Set exercise:
Extract the text of every entry below exactly; leave images out.

Supplied records:
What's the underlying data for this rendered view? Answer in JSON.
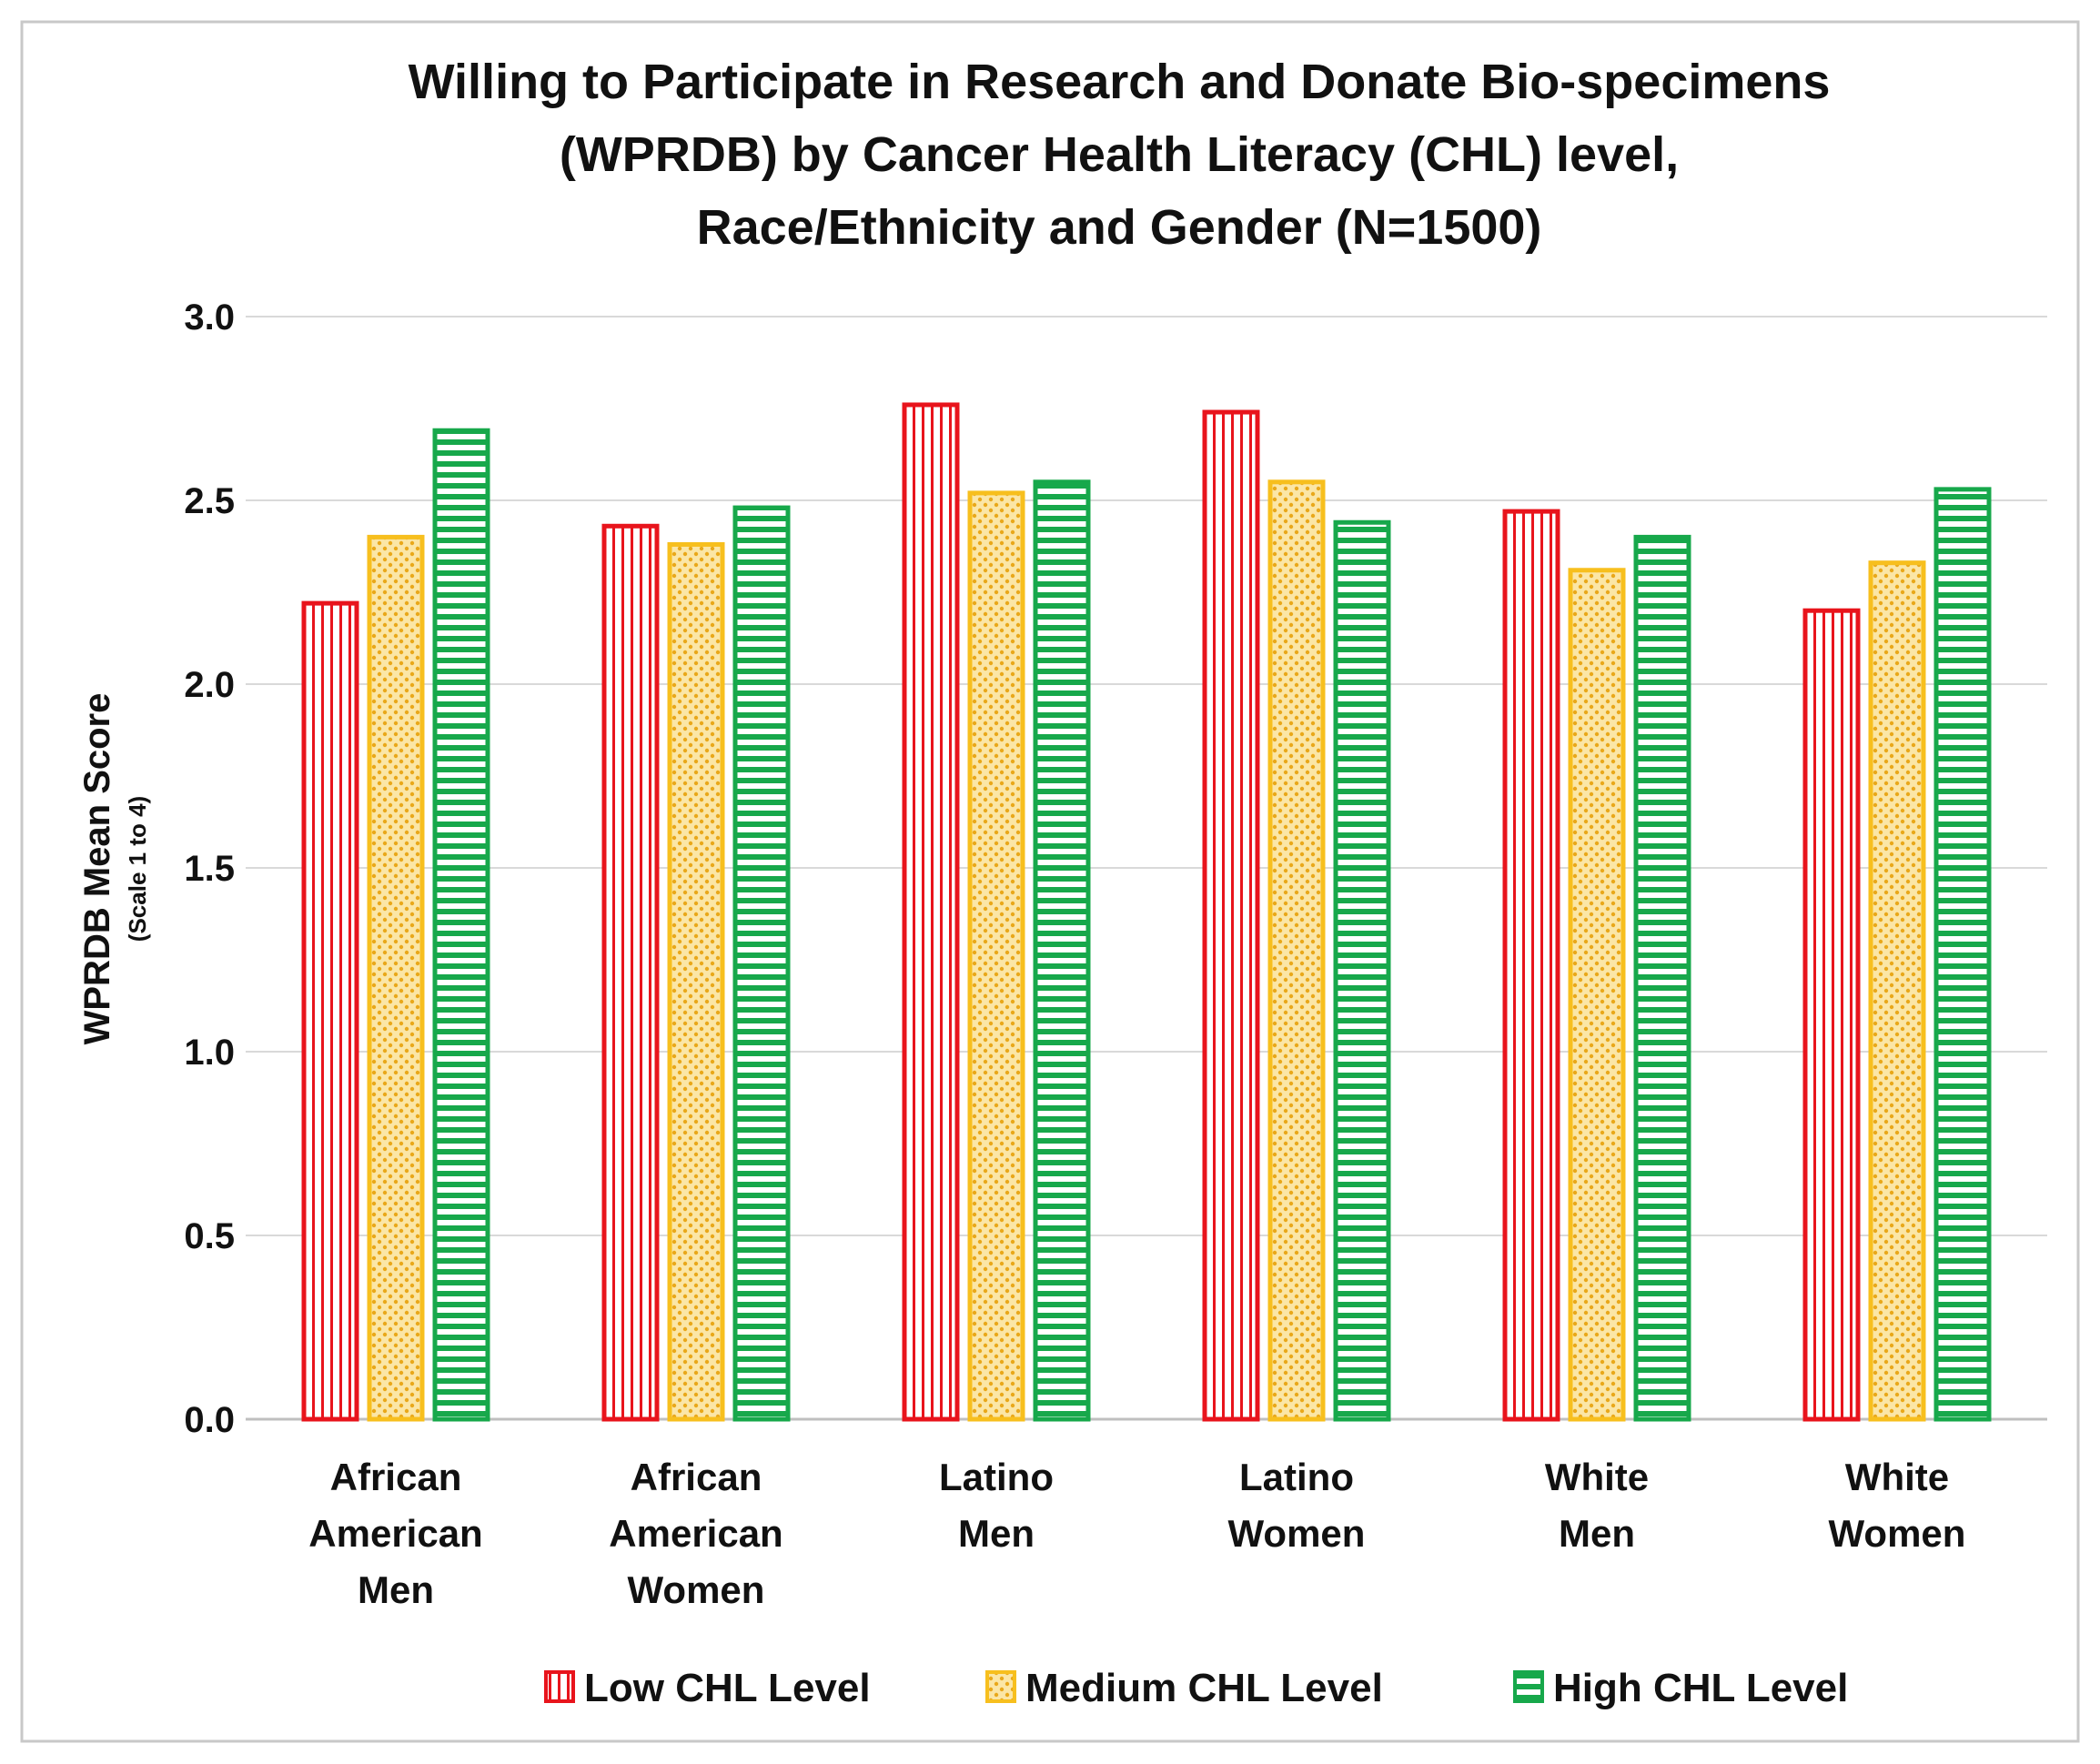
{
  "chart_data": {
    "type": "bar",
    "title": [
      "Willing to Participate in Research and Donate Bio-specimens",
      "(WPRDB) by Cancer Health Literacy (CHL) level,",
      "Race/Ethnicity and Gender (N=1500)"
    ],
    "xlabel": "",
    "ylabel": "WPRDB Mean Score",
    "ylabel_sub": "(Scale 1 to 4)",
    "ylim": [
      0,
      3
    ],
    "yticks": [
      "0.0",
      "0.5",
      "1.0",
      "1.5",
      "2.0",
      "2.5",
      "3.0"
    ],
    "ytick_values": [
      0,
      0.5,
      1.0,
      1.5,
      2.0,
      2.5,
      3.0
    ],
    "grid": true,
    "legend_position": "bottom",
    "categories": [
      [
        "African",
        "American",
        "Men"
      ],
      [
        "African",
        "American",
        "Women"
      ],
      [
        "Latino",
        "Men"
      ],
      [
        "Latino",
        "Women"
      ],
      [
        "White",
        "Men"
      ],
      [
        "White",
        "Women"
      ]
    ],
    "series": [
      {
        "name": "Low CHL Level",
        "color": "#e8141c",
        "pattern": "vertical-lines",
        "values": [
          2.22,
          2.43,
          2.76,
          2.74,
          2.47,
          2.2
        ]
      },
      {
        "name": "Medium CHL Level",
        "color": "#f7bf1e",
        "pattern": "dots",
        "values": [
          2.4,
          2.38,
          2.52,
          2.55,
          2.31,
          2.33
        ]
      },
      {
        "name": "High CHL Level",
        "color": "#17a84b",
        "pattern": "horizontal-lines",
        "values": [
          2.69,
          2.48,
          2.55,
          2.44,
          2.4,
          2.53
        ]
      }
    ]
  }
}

Answer to the task:
What's the underlying data for this rendered view? Answer in JSON.
{
  "chart_data": {
    "type": "bar",
    "title": [
      "Willing to Participate in Research and Donate Bio-specimens",
      "(WPRDB) by Cancer Health Literacy (CHL) level,",
      "Race/Ethnicity and Gender (N=1500)"
    ],
    "xlabel": "",
    "ylabel": "WPRDB Mean Score",
    "ylabel_sub": "(Scale 1 to 4)",
    "ylim": [
      0,
      3
    ],
    "yticks": [
      "0.0",
      "0.5",
      "1.0",
      "1.5",
      "2.0",
      "2.5",
      "3.0"
    ],
    "ytick_values": [
      0,
      0.5,
      1.0,
      1.5,
      2.0,
      2.5,
      3.0
    ],
    "grid": true,
    "legend_position": "bottom",
    "categories": [
      [
        "African",
        "American",
        "Men"
      ],
      [
        "African",
        "American",
        "Women"
      ],
      [
        "Latino",
        "Men"
      ],
      [
        "Latino",
        "Women"
      ],
      [
        "White",
        "Men"
      ],
      [
        "White",
        "Women"
      ]
    ],
    "series": [
      {
        "name": "Low CHL Level",
        "color": "#e8141c",
        "pattern": "vertical-lines",
        "values": [
          2.22,
          2.43,
          2.76,
          2.74,
          2.47,
          2.2
        ]
      },
      {
        "name": "Medium CHL Level",
        "color": "#f7bf1e",
        "pattern": "dots",
        "values": [
          2.4,
          2.38,
          2.52,
          2.55,
          2.31,
          2.33
        ]
      },
      {
        "name": "High CHL Level",
        "color": "#17a84b",
        "pattern": "horizontal-lines",
        "values": [
          2.69,
          2.48,
          2.55,
          2.44,
          2.4,
          2.53
        ]
      }
    ]
  }
}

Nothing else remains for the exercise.